**Source extract:**
■ ■ ■

- Also known as: Skritek, Worbet, Godzilla Intermezzo, Embryonic Jam
- Origin: Unterland, South Tyrol, Italy
- Genres: Thrash metal
- Years active: 1986–present (Embryonic Jam)
- Label: Blindness Records
- Members: Reinhold Giovanett; Hartmann Giovanett; Helmut Giovanett; Lorenz Rinner; David Tomasi; Steve Williams; Steve Scott;

= Still Blind =

Still Blind are a heavy metal band from the Unterland area in South Tyrol, Italy formed in 1986 by the brothers Reinhold Giovanett, Hartmann Giovanett and Helmuth Giovanett.

==History==
One of the first metal bands in South Tyrol, Still Blind achieved international success during the 1980s, especially thanks to their first album Still Blind (1989) and the following European tour. As one of the most successful and internationally popular bands from South Tyrol (Úplná databáze populární hudby, UMD, 1999), together with Graveworm and Skanners, Still Blind continued their career with the 1991 album Whales. After touring for years with the same line up, the band officially split in 2001, but the Giovanett Brothers continued parallel careers within several projects (Italian Metal Encyclopedia, 2001). Helmuth Giovanett started concentrating on ethnic music, and his brother Reinhold published with Josef Oberhollenzer two demo-CDs: Kaspar Hauser (1999) and Hinter den Bergen (2000). In 2004 Reinhold Giovanett founded Godzilla Intermezzo with the guitarist Roland Novak and the drummer Zeljko Marinković. The project started as a Motörhead cover band, but became more and more doom–progressive metal oriented, with the album Orgasmatron, published in 2005.
The follower band of Still Blind was founded in 2009 by the guitarist Hartmann Giovanett with the name Embryonic Jam. In the years between 2002 and 2007 various names and line ups followed, but the final line up was presented for the first live sessions of Embryonic Jam, with Hartmann Giovanett—guitars, David Tomasi—vocals, bass and Lorenz Rinner—drums.

==Band members==
- Current members
  Embryonic Jam
- Hartmann Giovanett – guitars (1986–present)

■ ■ ■

**Aim of the exercise:** According to the Still Blind article, in what year did the band officially split?

**Supplied information:**
■ ■ ■

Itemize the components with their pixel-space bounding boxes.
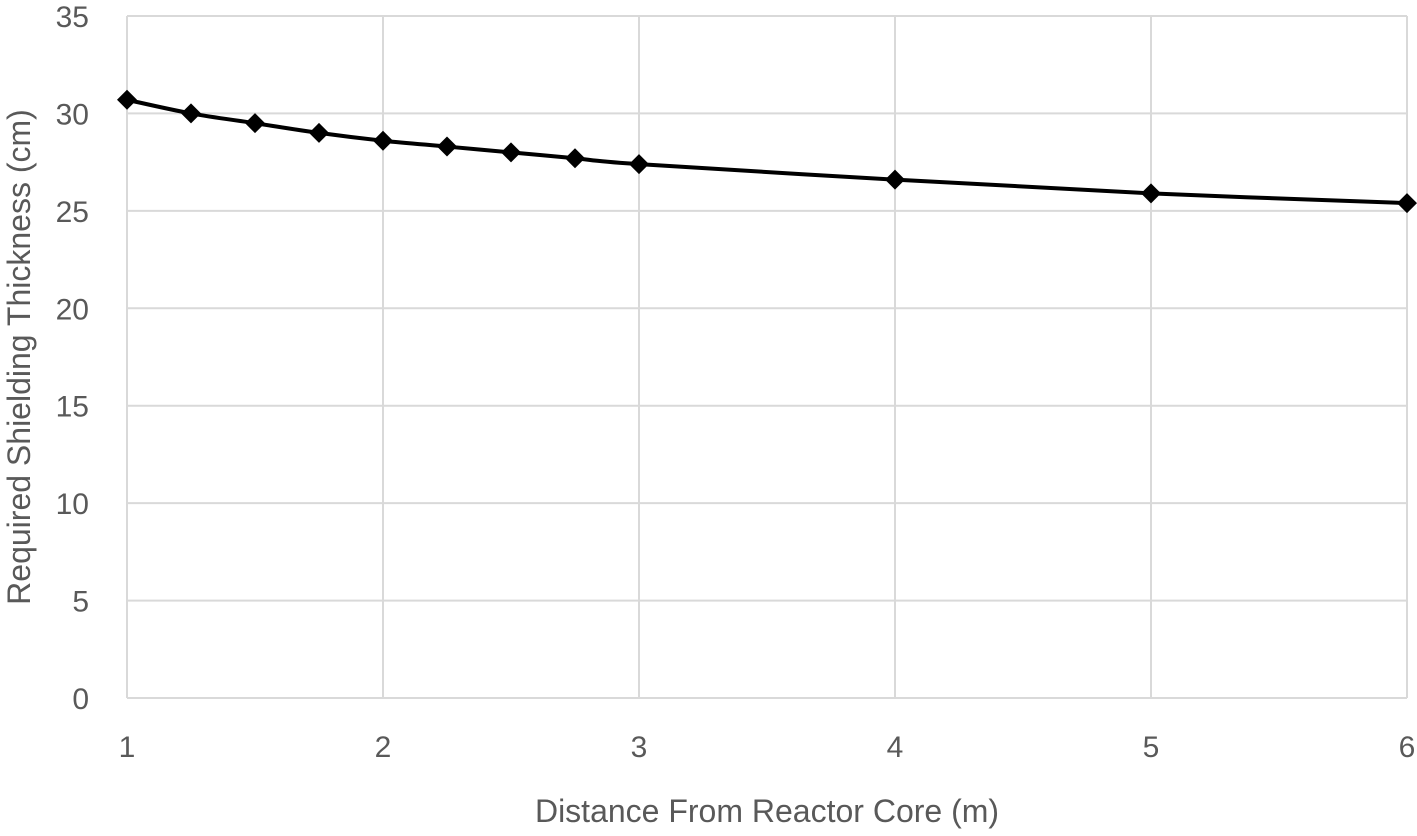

■ ■ ■

**Full response:** 2001